EXERCISE TASK:
Reproduce word for word the stretch of the forum thread below that begins with the words containing "You didn't have" and ends with "any other projects?".

PASSAGE:
Advanced search

Forums : Technical Support : Postponed
Message board moderation

To post messages, you must log in.

AuthorMessage
Ardis

Send message
Joined: 30 Nov 14
Posts: 4
Credit: 184,819
RAC: 0
Message 22484 - Posted: 30 Apr 2020, 5:11:22 UTC

In my task list there are currently 41 partially completed (and overdue) camb_boinc2docker 2.05 tasks that all say "Postponed: Communication with VM Hyperviser failed." Suggestions?
ID: 22484 · Report as offensive     Reply Quote
Jonathan

Send message
Joined: 27 Sep 17
Posts: 161
Credit: 7,580,022
RAC: 683
Message 22485 - Posted: 30 Apr 2020, 5:36:00 UTC - in response to Message 22484.  

You didn't have any tasks returned so I couldn't look at the error log. What resources are assigned to the virtual machine for a running task? How many cpus? Are you running any other projects?

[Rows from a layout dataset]
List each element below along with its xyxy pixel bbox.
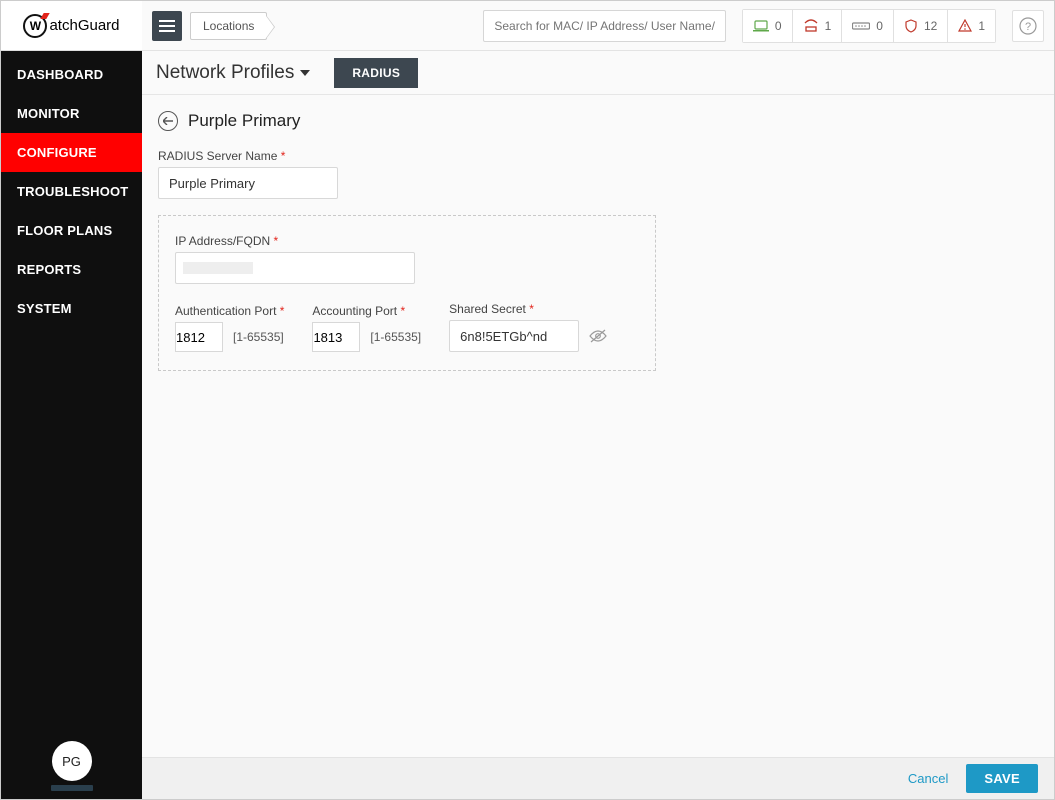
svg-text:?: ? — [1025, 21, 1031, 33]
field-shared-secret: Shared Secret * — [449, 302, 607, 352]
search-input[interactable] — [483, 10, 726, 42]
acct-port-hint: [1-65535] — [370, 330, 421, 344]
field-ip: IP Address/FQDN * — [175, 234, 639, 284]
shield-icon — [904, 19, 918, 33]
arrow-left-icon — [163, 117, 173, 125]
secret-input[interactable] — [449, 320, 579, 352]
page-title-row: Purple Primary — [158, 111, 1038, 131]
ip-redacted-overlay — [183, 262, 253, 274]
section-title-label: Network Profiles — [156, 62, 294, 84]
secret-label: Shared Secret * — [449, 302, 607, 316]
help-button[interactable]: ? — [1012, 10, 1044, 42]
ip-label: IP Address/FQDN * — [175, 234, 639, 248]
stat-devices[interactable]: 0 — [743, 10, 793, 42]
sidebar-item-monitor[interactable]: MONITOR — [1, 94, 142, 133]
hamburger-icon — [159, 20, 175, 32]
ports-row: Authentication Port * [1-65535] Accounti… — [175, 302, 639, 352]
acct-port-input[interactable] — [312, 322, 360, 352]
topbar: Locations 0 1 0 12 — [142, 1, 1054, 51]
switch-icon — [852, 21, 870, 31]
alert-triangle-icon — [958, 19, 972, 32]
sidebar-item-floorplans[interactable]: FLOOR PLANS — [1, 211, 142, 250]
eye-off-icon — [589, 329, 607, 343]
ap-icon — [803, 19, 819, 33]
field-radius-name: RADIUS Server Name * — [158, 149, 1038, 199]
radius-name-input[interactable] — [158, 167, 338, 199]
avatar-underline — [51, 785, 93, 791]
chevron-down-icon — [300, 70, 310, 76]
laptop-icon — [753, 20, 769, 32]
footer: Cancel SAVE — [142, 757, 1054, 799]
avatar[interactable]: PG — [52, 741, 92, 781]
stat-security[interactable]: 12 — [894, 10, 948, 42]
radius-name-label: RADIUS Server Name * — [158, 149, 1038, 163]
save-button[interactable]: SAVE — [966, 764, 1038, 793]
sidebar-item-system[interactable]: SYSTEM — [1, 289, 142, 328]
stat-group: 0 1 0 12 1 — [742, 9, 996, 43]
auth-port-hint: [1-65535] — [233, 330, 284, 344]
server-fieldset: IP Address/FQDN * Authentication Port * … — [158, 215, 656, 371]
stat-switches-value: 0 — [876, 19, 883, 33]
hamburger-menu-button[interactable] — [152, 11, 182, 41]
help-icon: ? — [1019, 17, 1037, 35]
sidebar: WatchGuard DASHBOARD MONITOR CONFIGURE T… — [1, 1, 142, 799]
auth-port-label: Authentication Port * — [175, 304, 284, 318]
app-root: WatchGuard DASHBOARD MONITOR CONFIGURE T… — [0, 0, 1055, 800]
auth-port-input[interactable] — [175, 322, 223, 352]
logo-text: WatchGuard — [23, 14, 119, 38]
back-button[interactable] — [158, 111, 178, 131]
stat-devices-value: 0 — [775, 19, 782, 33]
main: Locations 0 1 0 12 — [142, 1, 1054, 799]
cancel-button[interactable]: Cancel — [908, 771, 948, 786]
sidebar-item-reports[interactable]: REPORTS — [1, 250, 142, 289]
content: Purple Primary RADIUS Server Name * IP A… — [142, 95, 1054, 757]
stat-aps[interactable]: 1 — [793, 10, 843, 42]
breadcrumb-label: Locations — [203, 19, 254, 33]
stat-security-value: 12 — [924, 19, 937, 33]
field-auth-port: Authentication Port * [1-65535] — [175, 304, 284, 352]
field-acct-port: Accounting Port * [1-65535] — [312, 304, 421, 352]
tab-radius[interactable]: RADIUS — [334, 58, 418, 88]
page-title: Purple Primary — [188, 111, 300, 131]
subheader: Network Profiles RADIUS — [142, 51, 1054, 95]
section-dropdown-network-profiles[interactable]: Network Profiles — [156, 62, 310, 84]
stat-alerts-value: 1 — [978, 19, 985, 33]
sidebar-item-configure[interactable]: CONFIGURE — [1, 133, 142, 172]
sidebar-item-dashboard[interactable]: DASHBOARD — [1, 55, 142, 94]
sidebar-nav: DASHBOARD MONITOR CONFIGURE TROUBLESHOOT… — [1, 51, 142, 328]
stat-aps-value: 1 — [825, 19, 832, 33]
sidebar-item-troubleshoot[interactable]: TROUBLESHOOT — [1, 172, 142, 211]
acct-port-label: Accounting Port * — [312, 304, 421, 318]
logo-mark-icon: W — [23, 14, 47, 38]
logo[interactable]: WatchGuard — [1, 1, 142, 51]
breadcrumb-locations[interactable]: Locations — [190, 12, 267, 40]
toggle-secret-visibility-button[interactable] — [589, 329, 607, 343]
stat-alerts[interactable]: 1 — [948, 10, 995, 42]
stat-switches[interactable]: 0 — [842, 10, 894, 42]
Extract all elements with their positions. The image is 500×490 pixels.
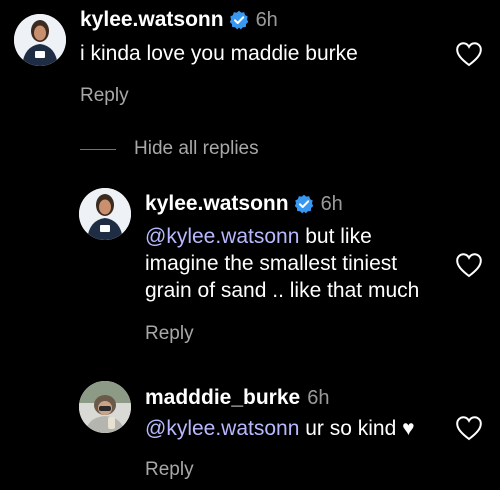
heart-outline-icon[interactable] [455, 41, 483, 67]
verified-badge-icon [294, 194, 314, 214]
username[interactable]: kylee.watsonn [145, 192, 289, 216]
hide-replies-label[interactable]: Hide all replies [134, 138, 259, 160]
heart-outline-icon[interactable] [455, 415, 483, 441]
avatar[interactable] [79, 188, 131, 240]
comment-body: i kinda love you maddie burke [80, 42, 358, 65]
timestamp: 6h [255, 8, 278, 31]
avatar[interactable] [79, 381, 131, 433]
verified-badge-icon [229, 10, 249, 30]
timestamp: 6h [320, 192, 343, 215]
reply-button[interactable]: Reply [145, 323, 194, 345]
reply-button[interactable]: Reply [80, 85, 129, 107]
heart-outline-icon[interactable] [455, 252, 483, 278]
hide-replies-toggle[interactable]: Hide all replies [80, 138, 259, 160]
comment-meta: madddie_burke 6h [145, 386, 329, 410]
divider-line [80, 148, 116, 150]
comment-body: ur so kind [299, 417, 397, 440]
comment-text: @kylee.watsonn but like imagine the smal… [145, 223, 445, 304]
white-heart-emoji: ♥ [402, 417, 415, 440]
username[interactable]: madddie_burke [145, 386, 300, 410]
comment-meta: kylee.watsonn 6h [145, 192, 343, 216]
comment-text: i kinda love you maddie burke [80, 40, 440, 67]
comment-text: @kylee.watsonn ur so kind ♥ [145, 415, 445, 442]
mention-link[interactable]: @kylee.watsonn [145, 225, 299, 248]
username[interactable]: kylee.watsonn [80, 8, 224, 32]
comment-meta: kylee.watsonn 6h [80, 8, 278, 32]
timestamp: 6h [307, 386, 330, 409]
avatar[interactable] [14, 14, 66, 66]
reply-button[interactable]: Reply [145, 459, 194, 481]
mention-link[interactable]: @kylee.watsonn [145, 417, 299, 440]
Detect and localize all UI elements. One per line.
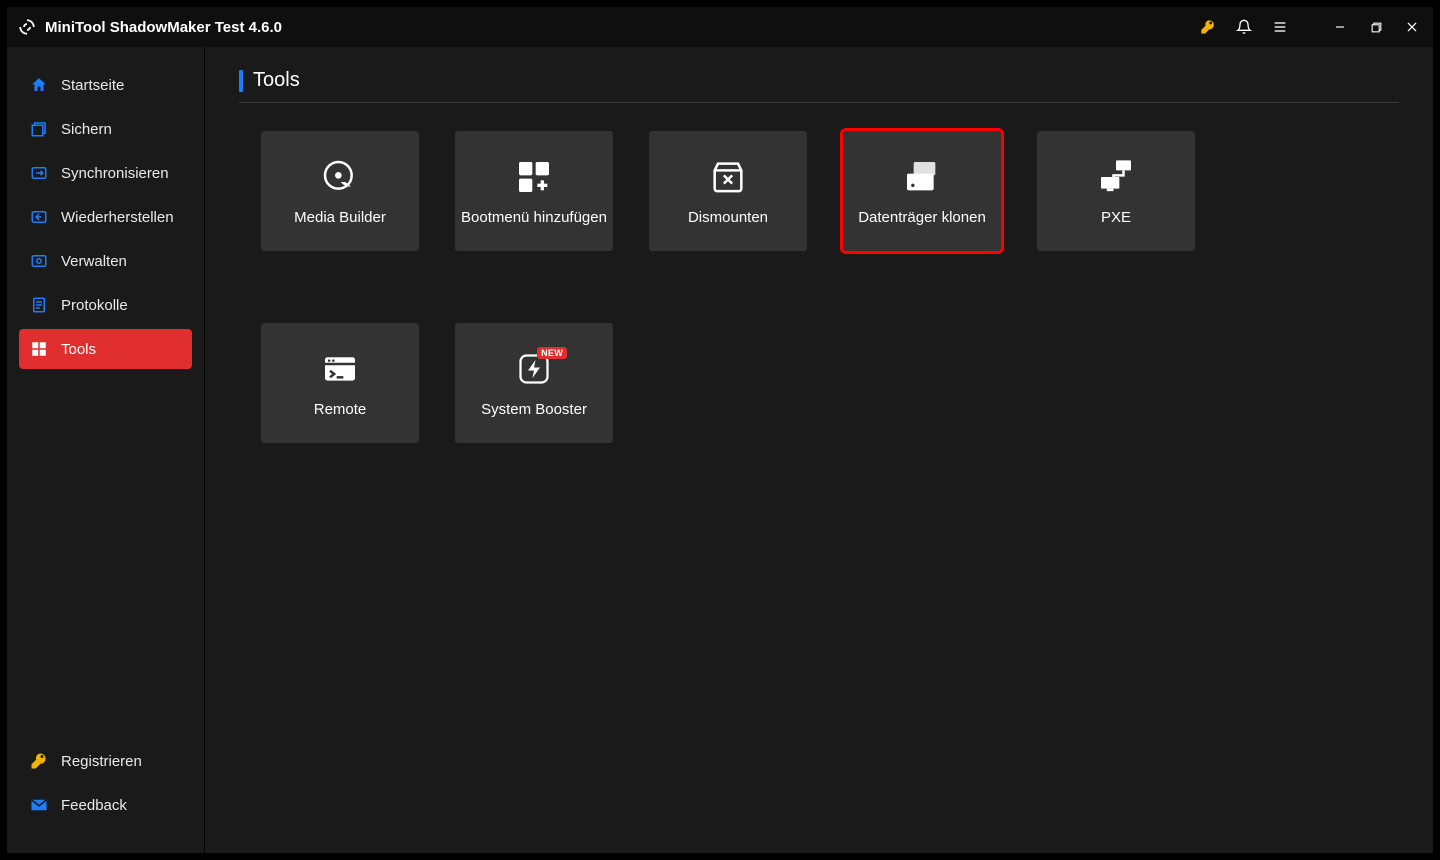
grid-plus-icon xyxy=(514,157,554,197)
key-icon xyxy=(29,751,49,771)
notification-icon[interactable] xyxy=(1233,16,1255,38)
app-window: MiniTool ShadowMaker Test 4.6.0 xyxy=(6,6,1434,854)
sidebar-item-label: Sichern xyxy=(61,121,112,138)
close-button[interactable] xyxy=(1401,16,1423,38)
menu-icon[interactable] xyxy=(1269,16,1291,38)
sidebar-register[interactable]: Registrieren xyxy=(19,741,192,781)
tile-label: Media Builder xyxy=(294,209,386,226)
restore-icon xyxy=(29,207,49,227)
key-icon[interactable] xyxy=(1197,16,1219,38)
sidebar-item-sync[interactable]: Synchronisieren xyxy=(19,153,192,193)
box-x-icon xyxy=(708,157,748,197)
sidebar-feedback[interactable]: Feedback xyxy=(19,785,192,825)
sidebar-item-label: Tools xyxy=(61,341,96,358)
backup-icon xyxy=(29,119,49,139)
sidebar-item-logs[interactable]: Protokolle xyxy=(19,285,192,325)
tool-system-booster[interactable]: NEW System Booster xyxy=(455,323,613,443)
titlebar: MiniTool ShadowMaker Test 4.6.0 xyxy=(7,7,1433,47)
tool-media-builder[interactable]: Media Builder xyxy=(261,131,419,251)
tool-remote[interactable]: Remote xyxy=(261,323,419,443)
home-icon xyxy=(29,75,49,95)
tile-label: Datenträger klonen xyxy=(858,209,986,226)
tools-grid-icon xyxy=(29,339,49,359)
sidebar-item-label: Verwalten xyxy=(61,253,127,270)
sync-icon xyxy=(29,163,49,183)
app-title: MiniTool ShadowMaker Test 4.6.0 xyxy=(45,19,282,36)
sidebar-item-startpage[interactable]: Startseite xyxy=(19,65,192,105)
sidebar-item-label: Protokolle xyxy=(61,297,128,314)
minimize-button[interactable] xyxy=(1329,16,1351,38)
sidebar-item-restore[interactable]: Wiederherstellen xyxy=(19,197,192,237)
sidebar-feedback-label: Feedback xyxy=(61,797,127,814)
new-badge: NEW xyxy=(537,347,567,359)
titlebar-actions xyxy=(1197,16,1423,38)
tool-pxe[interactable]: PXE xyxy=(1037,131,1195,251)
sidebar-register-label: Registrieren xyxy=(61,753,142,770)
tools-grid: Media Builder Bootmenü hinzufügen Dismou… xyxy=(239,131,1399,443)
tile-label: Dismounten xyxy=(688,209,768,226)
network-icon xyxy=(1096,157,1136,197)
terminal-icon xyxy=(320,349,360,389)
tool-dismount[interactable]: Dismounten xyxy=(649,131,807,251)
tile-label: System Booster xyxy=(481,401,587,418)
title-accent xyxy=(239,70,243,92)
disk-clone-icon xyxy=(902,157,942,197)
sidebar-item-manage[interactable]: Verwalten xyxy=(19,241,192,281)
sidebar-item-backup[interactable]: Sichern xyxy=(19,109,192,149)
app-logo-icon xyxy=(17,17,37,37)
tile-label: Remote xyxy=(314,401,367,418)
manage-icon xyxy=(29,251,49,271)
tile-label: PXE xyxy=(1101,209,1131,226)
logs-icon xyxy=(29,295,49,315)
page-title: Tools xyxy=(253,69,300,92)
mail-icon xyxy=(29,795,49,815)
sidebar-item-label: Wiederherstellen xyxy=(61,209,174,226)
tool-bootmenu-add[interactable]: Bootmenü hinzufügen xyxy=(455,131,613,251)
sidebar: Startseite Sichern Synchronisieren xyxy=(7,47,205,853)
tile-label: Bootmenü hinzufügen xyxy=(461,209,607,226)
sidebar-item-label: Startseite xyxy=(61,77,124,94)
maximize-button[interactable] xyxy=(1365,16,1387,38)
disc-icon xyxy=(320,157,360,197)
sidebar-item-label: Synchronisieren xyxy=(61,165,169,182)
main-content: Tools Media Builder Bootmenü hinzufügen xyxy=(205,47,1433,853)
sidebar-item-tools[interactable]: Tools xyxy=(19,329,192,369)
tool-disk-clone[interactable]: Datenträger klonen xyxy=(843,131,1001,251)
page-header: Tools xyxy=(239,69,1399,103)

ANSWER:
You didn't have any tasks returned so I couldn't look at the error log. What resources are assigned to the virtual machine for a running task? How many cpus? Are you running any other projects?